## Set task
Copy each line containing the word "peut" from the records that follow, please.

┌────────

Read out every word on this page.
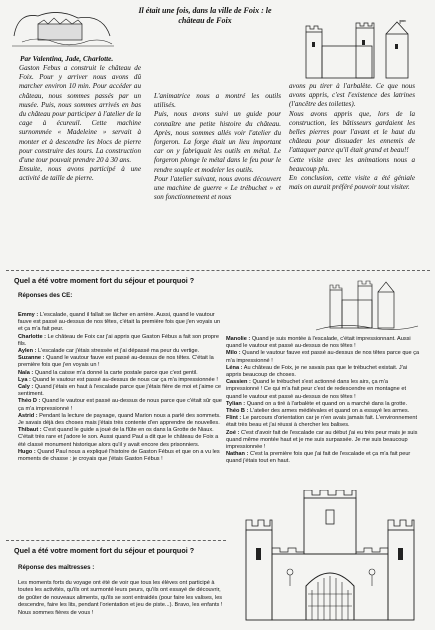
Il était une fois, dans la ville de Foix : le château de Foix
Par Valentina, Jade, Charlotte.

Gaston Febus a construit le château de Foix. Pour y arriver nous avons dû marcher environ 10 min. Pour accéder au château, nous sommes passés par un musée. Puis, nous sommes arrivés en bas du château pour participer à l'atelier de la cage à écureuil. Cette machine surnommée « Madeleine » servait à monter et à descendre les blocs de pierre pour construire des tours. La construction d'une tour pouvait prendre 20 à 30 ans.

Ensuite, nous avons participé à une activité de taille de pierre.

L'animatrice nous a montré les outils utilisés.

Puis, nous avons suivi un guide pour connaître une petite histoire du château. Après, nous sommes allés voir l'atelier du forgeron. La forge était un lieu important car on y fabriquait les outils en métal. Le forgeron plonge le métal dans le feu pour le rendre souple et modeler les outils.

Pour l'atelier suivant, nous avons découvert une machine de guerre « Le trébuchet » et son fonctionnement et nous

avons pu tirer à l'arbalète. Ce que nous avons appris, c'est l'existence des latrines (l'ancêtre des toilettes).

Nous avons appris que, lors de la construction, les bâtisseurs gardaient les belles pierres pour l'avant et le haut du château pour dissuader les ennemis de l'attaquer parce qu'il était grand et beau!!

Cette visite avec les animations nous a beaucoup plu.

En conclusion, cette visite a été géniale mais on aurait préféré pouvoir tout visiter.

Quel a été votre moment fort du séjour et pourquoi ?
Réponses des CE:
Emmy : L'escalade, quand il fallait se lâcher en arrière. Aussi, quand le vautour fauve est passé au-dessus de nos têtes, c'était la première fois que j'en voyais un et ça m'a fait peur.
Charlotte : Le château de Foix car j'ai appris que Gaston Fébus a fait son propre fils.
Aylen : L'escalade car j'étais stressée et j'ai dépassé ma peur du vertige.
Suzanne : Quand le vautour fauve est passé au-dessus de nos têtes. C'était la première fois que j'en voyais un !
Naïa : Quand la caisse m'a donné la carte postale parce que c'est gentil.
Lya : Quand le vautour est passé au-dessus de nous car ça m'a impressionnée !
Caly : Quand j'étais en haut à l'escalade parce que j'étais fière de moi et j'aime ce sentiment.
Théo D : Quand le vautour est passé au-dessus de nous parce que c'était sûr que ça m'a impressionné !
Astrid : Pendant la lecture de paysage, quand Marion nous a parlé des sommets. Je savais déjà des choses mais j'étais très contente d'en apprendre de nouvelles.
Thibaut : C'est quand le guide a joué de la flûte en os dans la Grotte de Niaux. C'était très rare et j'adore le son. Aussi quand Paul a dit que le château de Foix a été classé monument historique alors qu'il y avait encore des prisonniers.
Hugo : Quand Paul nous a expliqué l'histoire de Gaston Fébus et que on a vu les moments de chasse : je croyais que j'étais Gaston Fébus !
Manolie : Quand je suis montée à l'escalade, c'était impressionnant. Aussi quand le vautour est passé au-dessus de nos têtes !
Milo : Quand le vautour fauve est passé au-dessus de nos têtes parce que ça m'a impressionné !
Léna : Au château de Foix, je ne savais pas que le trébuchet existait. J'ai appris beaucoup de choses.
Cassien : Quand le trébuchet s'est actionné dans les airs, ça m'a impressionné ! Ce qui m'a fait peur c'est de redescendre en montagne et quand le vautour est passé au-dessus de nos têtes !
Tylian : Quand on a tiré à l'arbalète et quand on a marché dans la grotte.
Théo B : L'atelier des armes médiévales et quand on a essayé les armes.
Flint : Le parcours d'orientation car je n'en avais jamais fait. L'environnement était très beau et j'ai réussi à chercher les balises.
Zoé : C'est d'avoir fait de l'escalade car au début j'ai eu très peur mais je suis quand même montée haut et je me suis surpassée. Je me suis beaucoup impressionnée !
Nathan : C'est la première fois que j'ai fait de l'escalade et ça m'a fait peur quand j'étais tout en haut.
Quel a été votre moment fort du séjour et pourquoi ?
Réponse des maîtresses :
Les moments forts du voyage ont été de voir que tous les élèves ont participé à toutes les activités, qu'ils ont surmonté leurs peurs, qu'ils ont essayé de découvrir, de goûter de nouveaux aliments, qu'ils se sont entraidés (pour faire les valises, les descendre, faire les lits, pendant l'orientation et jeu de piste...). Bravo, les enfants ! Nous sommes fières de vous !
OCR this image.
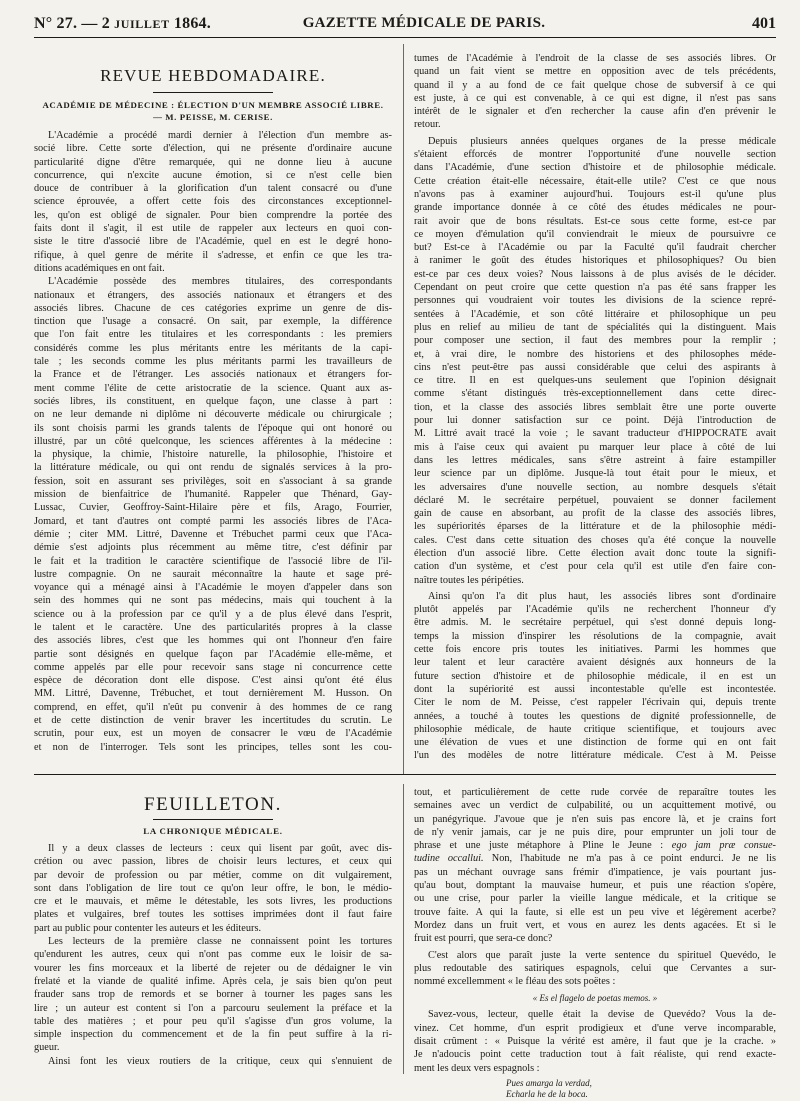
N° 27. — 2 JUILLET 1864.	GAZETTE MÉDICALE DE PARIS.	401
REVUE HEBDOMADAIRE.
ACADÉMIE DE MÉDECINE : ÉLECTION D'UN MEMBRE ASSOCIÉ LIBRE.
— M. PEISSE, M. CERISE.
L'Académie a procédé mardi dernier à l'élection d'un membre as-
socié libre. Cette sorte d'élection, qui ne présente d'ordinaire aucune
particularité digne d'être remarquée, qui ne donne lieu à aucune
concurrence, qui n'excite aucune émotion, si ce n'est celle bien
douce de contribuer à la glorification d'un talent consacré ou d'une
science éprouvée, a offert cette fois des circonstances exceptionnel-
les, qu'on est obligé de signaler. Pour bien comprendre la portée des
faits dont il s'agit, il est utile de rappeler aux lecteurs en quoi con-
siste le titre d'associé libre de l'Académie, quel en est le degré hono-
rifique, à quel genre de mérite il s'adresse, et enfin ce que les tra-
ditions académiques en ont fait.
L'Académie possède des membres titulaires, des correspondants
nationaux et étrangers, des associés nationaux et étrangers et des
associés libres. Chacune de ces catégories exprime un genre de dis-
tinction que l'usage a consacré. On sait, par exemple, la différence
que l'on fait entre les titulaires et les correspondants : les premiers
considérés comme les plus méritants entre les méritants de la capi-
tale ; les seconds comme les plus méritants parmi les travailleurs de
la France et de l'étranger. Les associés nationaux et étrangers for-
ment comme l'élite de cette aristocratie de la science. Quant aux as-
sociés libres, ils constituent, en quelque façon, une classe à part :
on ne leur demande ni diplôme ni découverte médicale ou chirurgicale ;
ils sont choisis parmi les grands talents de l'époque qui ont honoré ou
illustré, par un côté quelconque, les sciences afférentes à la médecine :
la physique, la chimie, l'histoire naturelle, la philosophie, l'histoire et
la littérature médicale, ou qui ont rendu de signalés services à la pro-
fession, soit en assurant ses privilèges, soit en s'associant à sa grande
mission de bienfaitrice de l'humanité. Rappeler que Thénard, Gay-
Lussac, Cuvier, Geoffroy-Saint-Hilaire père et fils, Arago, Fourrier,
Jomard, et tant d'autres ont compté parmi les associés libres de l'Aca-
démie ; citer MM. Littré, Davenne et Trébuchet parmi ceux que l'Aca-
démie s'est adjoints plus récemment au même titre, c'est définir par
le fait et la tradition le caractère scientifique de l'associé libre de l'il-
lustre compagnie. On ne saurait méconnaître la haute et sage pré-
voyance qui a ménagé ainsi à l'Académie le moyen d'appeler dans son
sein des hommes qui ne sont pas médecins, mais qui touchent à la
science ou à la profession par ce qu'il y a de plus élevé dans l'esprit,
le talent et le caractère. Une des particularités propres à la classe
des associés libres, c'est que les hommes qui ont l'honneur d'en faire
partie sont désignés en quelque façon par l'Académie elle-même, et
comme appelés par elle pour recevoir sans stage ni concurrence cette
espèce de décoration dont elle dispose. C'est ainsi qu'ont été élus
MM. Littré, Davenne, Trébuchet, et tout dernièrement M. Husson. On
comprend, en effet, qu'il n'eût pu convenir à des hommes de ce rang
et de cette distinction de venir braver les incertitudes du scrutin. Le
scrutin, pour eux, est un moyen de consacrer le vœu de l'Académie
et non de l'interroger. Tels sont les principes, telles sont les cou-
tumes de l'Académie à l'endroit de la classe de ses associés libres. Or
quand un fait vient se mettre en opposition avec de tels précédents,
quand il y a au fond de ce fait quelque chose de subversif à ce qui
est juste, à ce qui est convenable, à ce qui est digne, il n'est pas sans
intérêt de le signaler et d'en rechercher la cause afin d'en prévenir le
retour.
Depuis plusieurs années quelques organes de la presse médicale
s'étaient efforcés de montrer l'opportunité d'une nouvelle section
dans l'Académie, d'une section d'histoire et de philosophie médicale.
Cette création était-elle nécessaire, était-elle utile? C'est ce que nous
n'avons pas à examiner aujourd'hui. Toujours est-il qu'une plus
grande importance donnée à ce côté des études médicales ne pour-
rait avoir que de bons résultats. Est-ce sous cette forme, est-ce par
ce moyen d'émulation qu'il conviendrait le mieux de poursuivre ce
but? Est-ce à l'Académie ou par la Faculté qu'il faudrait chercher
à ranimer le goût des études historiques et philosophiques? Ou bien
est-ce par ces deux voies? Nous laissons à de plus avisés de le décider.
Cependant on peut croire que cette question n'a pas été sans frapper les
personnes qui voudraient voir toutes les divisions de la science repré-
sentées à l'Académie, et son côté littéraire et philosophique un peu
plus en relief au milieu de tant de spécialités qui la distinguent. Mais
pour composer une section, il faut des membres pour la remplir ;
et, à vrai dire, le nombre des historiens et des philosophes méde-
cins n'est peut-être pas aussi considérable que celui des aspirants à
ce titre. Il en est quelques-uns seulement que l'opinion désignait
comme s'étant distingués très-exceptionnellement dans cette direc-
tion, et la classe des associés libres semblait être une porte ouverte
pour lui donner satisfaction sur ce point. Déjà l'introduction de
M. Littré avait tracé la voie ; le savant traducteur d'HIPPOCRATE avait
mis à l'aise ceux qui avaient pu marquer leur place à côté de lui
dans les lettres médicales, sans s'être astreint à faire estampiller
leur science par un diplôme. Jusque-là tout était pour le mieux, et
les adversaires d'une nouvelle section, au nombre desquels s'était
déclaré M. le secrétaire perpétuel, pouvaient se donner facilement
gain de cause en absorbant, au profit de la classe des associés libres,
les supériorités éparses de la littérature et de la philosophie médi-
cales. C'est dans cette situation des choses qu'a été conçue la nouvelle
élection d'un associé libre. Cette élection avait donc toute la signifi-
cation d'un système, et c'est pour cela qu'il est utile d'en faire con-
naître toutes les péripéties.
Ainsi qu'on l'a dit plus haut, les associés libres sont d'ordinaire
plutôt appelés par l'Académie qu'ils ne recherchent l'honneur d'y
être admis. M. le secrétaire perpétuel, qui s'est donné depuis long-
temps la mission d'inspirer les résolutions de la compagnie, avait
cette fois encore pris toutes les initiatives. Parmi les hommes que
leur talent et leur caractère avaient désignés aux honneurs de la
future section d'histoire et de philosophie médicale, il en est un
dont la supériorité est aussi incontestable qu'elle est incontestée.
Citer le nom de M. Peisse, c'est rappeler l'écrivain qui, depuis trente
années, a touché à toutes les questions de dignité professionnelle, de
philosophie médicale, de haute critique scientifique, et toujours avec
une élévation de vues et une distinction de forme qui en ont fait
l'un des modèles de notre littérature médicale. C'est à M. Peisse
FEUILLETON.
LA CHRONIQUE MÉDICALE.
Il y a deux classes de lecteurs : ceux qui lisent par goût, avec dis-
crétion ou avec passion, libres de choisir leurs lectures, et ceux qui
par devoir de profession ou par métier, comme on dit vulgairement,
sont dans l'obligation de lire tout ce qu'on leur offre, le bon, le médio-
cre et le mauvais, et même le détestable, les sots livres, les productions
plates et vulgaires, bref toutes les sottises imprimées dont il faut faire
part au public pour contenter les auteurs et les éditeurs.
Les lecteurs de la première classe ne connaissent point les tortures
qu'endurent les autres, ceux qui n'ont pas comme eux le loisir de sa-
vourer les fins morceaux et la liberté de rejeter ou de dédaigner le vin
frelaté et la viande de qualité infime. Après cela, je sais bien qu'on peut
frauder sans trop de remords et se borner à tourner les pages sans les
lire ; un auteur est content si l'on a parcouru seulement la préface et la
table des matières ; et pour peu qu'il s'agisse d'un gros volume, la
simple inspection du commencement et de la fin peut suffire à la ri-
gueur.
Ainsi font les vieux routiers de la critique, ceux qui s'ennuient de
tout, et particulièrement de cette rude corvée de reparaître toutes les
semaines avec un verdict de culpabilité, ou un acquittement motivé, ou
un panégyrique. J'avoue que je n'en suis pas encore là, et je crains fort
de n'y venir jamais, car je ne puis dire, pour emprunter un joli tour de
phrase et une juste métaphore à Pline le Jeune : ego jam præ consue-
tudine occallui. Non, l'habitude ne m'a pas à ce point endurci. Je ne lis
pas un méchant ouvrage sans frémir d'impatience, je vais pourtant jus-
qu'au bout, domptant la mauvaise humeur, et puis une réaction s'opère,
ou une crise, pour parler la vieille langue médicale, et la critique se
trouve faite. A qui la faute, si elle est un peu vive et légèrement acerbe?
Mordez dans un fruit vert, et vous en aurez les dents agacées. Et si le
fruit est pourri, que sera-ce donc?
C'est alors que paraît juste la verte sentence du spirituel Quevédo, le
plus redoutable des satiriques espagnols, celui que Cervantes a sur-
nommé excellemment « le fléau des sots poëtes :
« Es el flagelo de poetas memos. »
Savez-vous, lecteur, quelle était la devise de Quevédo? Vous la de-
vinez. Cet homme, d'un esprit prodigieux et d'une verve incomparable,
disait crûment : « Puisque la vérité est amère, il faut que je la crache. »
Je n'adoucis point cette traduction tout à fait réaliste, qui rend exacte-
ment les deux vers espagnols :
Pues amarga la verdad,
Echarla he de la boca.
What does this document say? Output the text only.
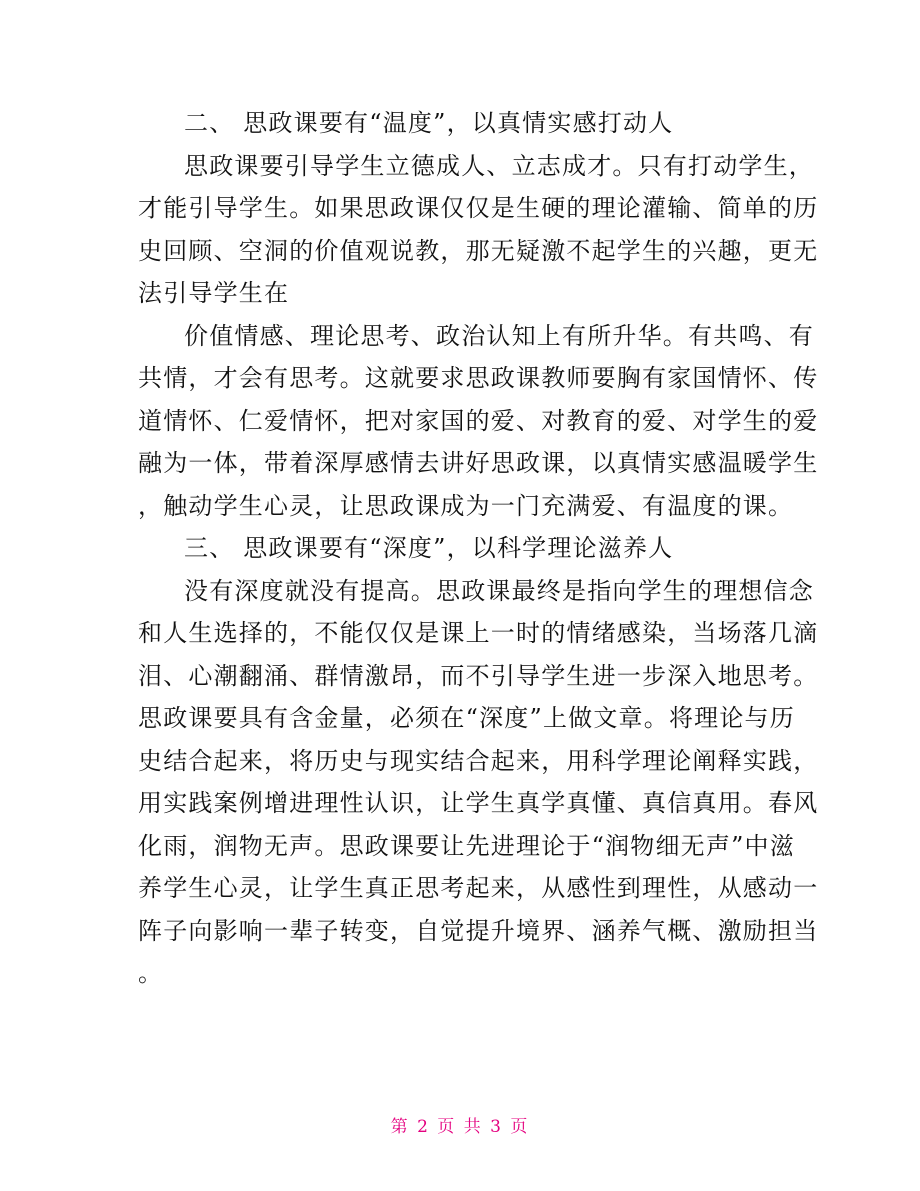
二、 思政课要有“温度”，以真情实感打动人
思政课要引导学生立德成人、立志成才。只有打动学生，
才能引导学生。如果思政课仅仅是生硬的理论灌输、简单的历
史回顾、空洞的价值观说教，那无疑激不起学生的兴趣，更无
法引导学生在
价值情感、理论思考、政治认知上有所升华。有共鸣、有
共情，才会有思考。这就要求思政课教师要胸有家国情怀、传
道情怀、仁爱情怀，把对家国的爱、对教育的爱、对学生的爱
融为一体，带着深厚感情去讲好思政课，以真情实感温暖学生
，触动学生心灵，让思政课成为一门充满爱、有温度的课。
三、 思政课要有“深度”，以科学理论滋养人
没有深度就没有提高。思政课最终是指向学生的理想信念
和人生选择的，不能仅仅是课上一时的情绪感染，当场落几滴
泪、心潮翻涌、群情激昂，而不引导学生进一步深入地思考。
思政课要具有含金量，必须在“深度”上做文章。将理论与历
史结合起来，将历史与现实结合起来，用科学理论阐释实践，
用实践案例增进理性认识，让学生真学真懂、真信真用。春风
化雨，润物无声。思政课要让先进理论于“润物细无声”中滋
养学生心灵，让学生真正思考起来，从感性到理性，从感动一
阵子向影响一辈子转变，自觉提升境界、涵养气概、激励担当
。
第 2 页 共 3 页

└────────

## Response to this task
Cependant on peut croire que cette question n'a pas été sans frapper les
cins n'est peut-être pas aussi considérable que celui des aspirants à
frelaté et la viande de qualité infime. Après cela, je sais bien qu'on peut
simple inspection du commencement et de la fin peut suffire à la ri-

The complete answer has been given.